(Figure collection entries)
══════════
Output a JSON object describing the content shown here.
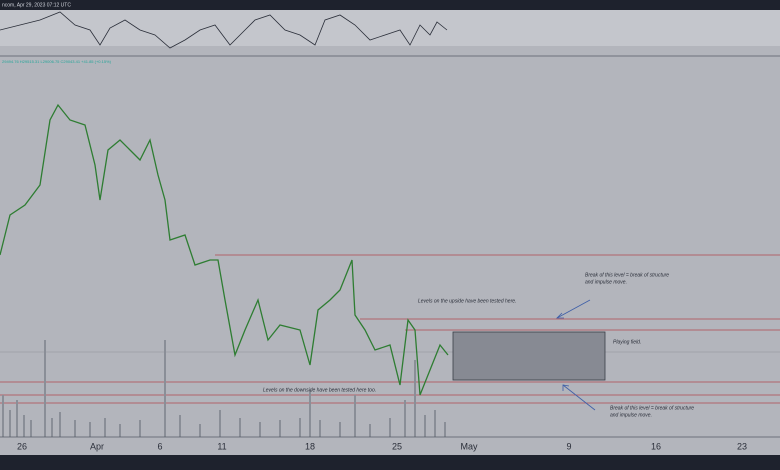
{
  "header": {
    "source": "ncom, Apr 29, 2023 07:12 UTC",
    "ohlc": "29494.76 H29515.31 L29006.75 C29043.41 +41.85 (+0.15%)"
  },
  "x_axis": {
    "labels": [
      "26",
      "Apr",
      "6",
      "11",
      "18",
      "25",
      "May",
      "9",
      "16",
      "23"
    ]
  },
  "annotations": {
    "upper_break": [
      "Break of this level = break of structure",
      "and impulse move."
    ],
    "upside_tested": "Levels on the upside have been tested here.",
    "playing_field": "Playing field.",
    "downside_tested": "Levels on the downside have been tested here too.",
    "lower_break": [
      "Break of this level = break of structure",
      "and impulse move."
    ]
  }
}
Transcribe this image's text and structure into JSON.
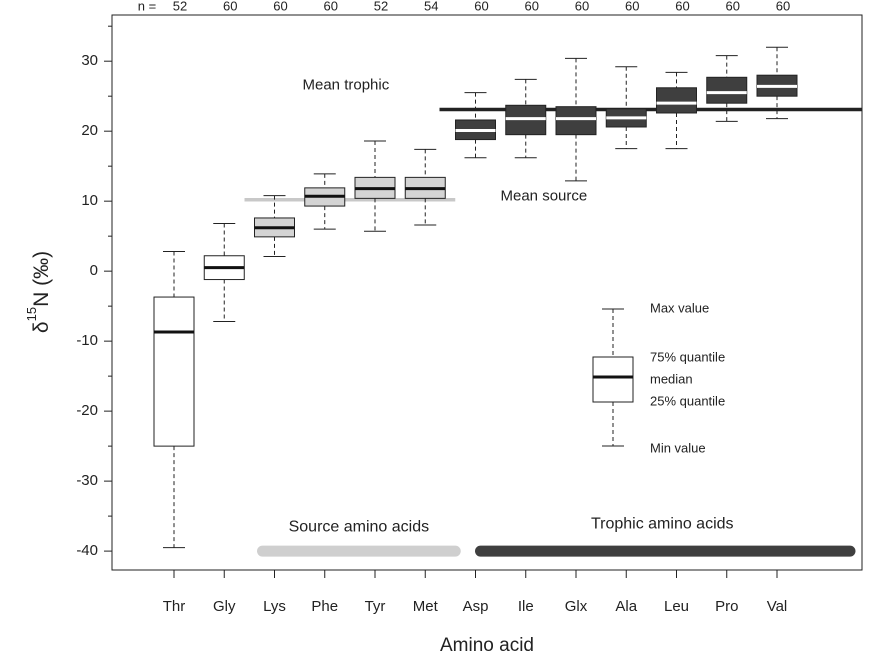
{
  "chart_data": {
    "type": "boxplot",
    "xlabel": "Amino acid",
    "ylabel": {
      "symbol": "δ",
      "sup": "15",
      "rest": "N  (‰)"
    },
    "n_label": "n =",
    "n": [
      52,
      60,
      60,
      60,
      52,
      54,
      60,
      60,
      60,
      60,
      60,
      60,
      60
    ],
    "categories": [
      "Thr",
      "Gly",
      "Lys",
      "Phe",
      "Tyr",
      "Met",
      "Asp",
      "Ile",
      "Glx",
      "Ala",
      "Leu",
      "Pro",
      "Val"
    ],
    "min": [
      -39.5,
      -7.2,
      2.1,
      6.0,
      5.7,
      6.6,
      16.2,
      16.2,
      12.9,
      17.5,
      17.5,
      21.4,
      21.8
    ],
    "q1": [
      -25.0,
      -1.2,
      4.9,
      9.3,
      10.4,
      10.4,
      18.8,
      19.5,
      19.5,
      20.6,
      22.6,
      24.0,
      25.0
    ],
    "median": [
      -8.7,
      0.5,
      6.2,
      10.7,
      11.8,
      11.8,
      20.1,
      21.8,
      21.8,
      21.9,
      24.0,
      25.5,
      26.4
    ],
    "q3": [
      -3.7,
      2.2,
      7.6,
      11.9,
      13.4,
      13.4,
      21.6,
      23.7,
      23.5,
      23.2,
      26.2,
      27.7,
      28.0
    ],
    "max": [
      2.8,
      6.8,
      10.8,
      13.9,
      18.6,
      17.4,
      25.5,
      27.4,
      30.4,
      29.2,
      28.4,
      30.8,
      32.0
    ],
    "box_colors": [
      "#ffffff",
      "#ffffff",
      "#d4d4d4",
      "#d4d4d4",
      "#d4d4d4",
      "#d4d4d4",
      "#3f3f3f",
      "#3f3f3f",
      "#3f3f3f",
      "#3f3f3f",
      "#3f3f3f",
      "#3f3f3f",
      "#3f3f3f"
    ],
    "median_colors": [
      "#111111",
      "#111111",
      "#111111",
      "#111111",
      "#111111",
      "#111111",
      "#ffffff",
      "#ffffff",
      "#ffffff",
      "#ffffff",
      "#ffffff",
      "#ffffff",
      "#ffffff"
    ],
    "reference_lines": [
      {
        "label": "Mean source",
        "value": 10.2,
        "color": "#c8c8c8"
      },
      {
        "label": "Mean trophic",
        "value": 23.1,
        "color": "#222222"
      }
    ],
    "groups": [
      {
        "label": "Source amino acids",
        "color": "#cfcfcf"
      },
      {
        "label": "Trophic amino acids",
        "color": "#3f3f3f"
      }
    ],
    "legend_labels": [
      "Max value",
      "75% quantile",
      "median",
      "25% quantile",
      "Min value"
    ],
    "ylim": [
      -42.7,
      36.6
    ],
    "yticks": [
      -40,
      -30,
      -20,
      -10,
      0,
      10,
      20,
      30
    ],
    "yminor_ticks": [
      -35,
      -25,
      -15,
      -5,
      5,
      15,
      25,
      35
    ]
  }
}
══════════
◆ **DIRECTION**
Copy the material above in full and exactly, skipping pictures.

◆ **THE RESPONSE**
Output a JSON object describing the content shown here.
{
  "header": {
    "source": "ncom, Apr 29, 2023 07:12 UTC",
    "ohlc": "29494.76 H29515.31 L29006.75 C29043.41 +41.85 (+0.15%)"
  },
  "x_axis": {
    "labels": [
      "26",
      "Apr",
      "6",
      "11",
      "18",
      "25",
      "May",
      "9",
      "16",
      "23"
    ]
  },
  "annotations": {
    "upper_break": [
      "Break of this level = break of structure",
      "and impulse move."
    ],
    "upside_tested": "Levels on the upside have been tested here.",
    "playing_field": "Playing field.",
    "downside_tested": "Levels on the downside have been tested here too.",
    "lower_break": [
      "Break of this level = break of structure",
      "and impulse move."
    ]
  }
}
Transcribe this image's text and structure into JSON.
{
  "chart_data": {
    "type": "boxplot",
    "xlabel": "Amino acid",
    "ylabel": {
      "symbol": "δ",
      "sup": "15",
      "rest": "N  (‰)"
    },
    "n_label": "n =",
    "n": [
      52,
      60,
      60,
      60,
      52,
      54,
      60,
      60,
      60,
      60,
      60,
      60,
      60
    ],
    "categories": [
      "Thr",
      "Gly",
      "Lys",
      "Phe",
      "Tyr",
      "Met",
      "Asp",
      "Ile",
      "Glx",
      "Ala",
      "Leu",
      "Pro",
      "Val"
    ],
    "min": [
      -39.5,
      -7.2,
      2.1,
      6.0,
      5.7,
      6.6,
      16.2,
      16.2,
      12.9,
      17.5,
      17.5,
      21.4,
      21.8
    ],
    "q1": [
      -25.0,
      -1.2,
      4.9,
      9.3,
      10.4,
      10.4,
      18.8,
      19.5,
      19.5,
      20.6,
      22.6,
      24.0,
      25.0
    ],
    "median": [
      -8.7,
      0.5,
      6.2,
      10.7,
      11.8,
      11.8,
      20.1,
      21.8,
      21.8,
      21.9,
      24.0,
      25.5,
      26.4
    ],
    "q3": [
      -3.7,
      2.2,
      7.6,
      11.9,
      13.4,
      13.4,
      21.6,
      23.7,
      23.5,
      23.2,
      26.2,
      27.7,
      28.0
    ],
    "max": [
      2.8,
      6.8,
      10.8,
      13.9,
      18.6,
      17.4,
      25.5,
      27.4,
      30.4,
      29.2,
      28.4,
      30.8,
      32.0
    ],
    "box_colors": [
      "#ffffff",
      "#ffffff",
      "#d4d4d4",
      "#d4d4d4",
      "#d4d4d4",
      "#d4d4d4",
      "#3f3f3f",
      "#3f3f3f",
      "#3f3f3f",
      "#3f3f3f",
      "#3f3f3f",
      "#3f3f3f",
      "#3f3f3f"
    ],
    "median_colors": [
      "#111111",
      "#111111",
      "#111111",
      "#111111",
      "#111111",
      "#111111",
      "#ffffff",
      "#ffffff",
      "#ffffff",
      "#ffffff",
      "#ffffff",
      "#ffffff",
      "#ffffff"
    ],
    "reference_lines": [
      {
        "label": "Mean source",
        "value": 10.2,
        "color": "#c8c8c8"
      },
      {
        "label": "Mean trophic",
        "value": 23.1,
        "color": "#222222"
      }
    ],
    "groups": [
      {
        "label": "Source amino acids",
        "color": "#cfcfcf"
      },
      {
        "label": "Trophic amino acids",
        "color": "#3f3f3f"
      }
    ],
    "legend_labels": [
      "Max value",
      "75% quantile",
      "median",
      "25% quantile",
      "Min value"
    ],
    "ylim": [
      -42.7,
      36.6
    ],
    "yticks": [
      -40,
      -30,
      -20,
      -10,
      0,
      10,
      20,
      30
    ],
    "yminor_ticks": [
      -35,
      -25,
      -15,
      -5,
      5,
      15,
      25,
      35
    ]
  }
}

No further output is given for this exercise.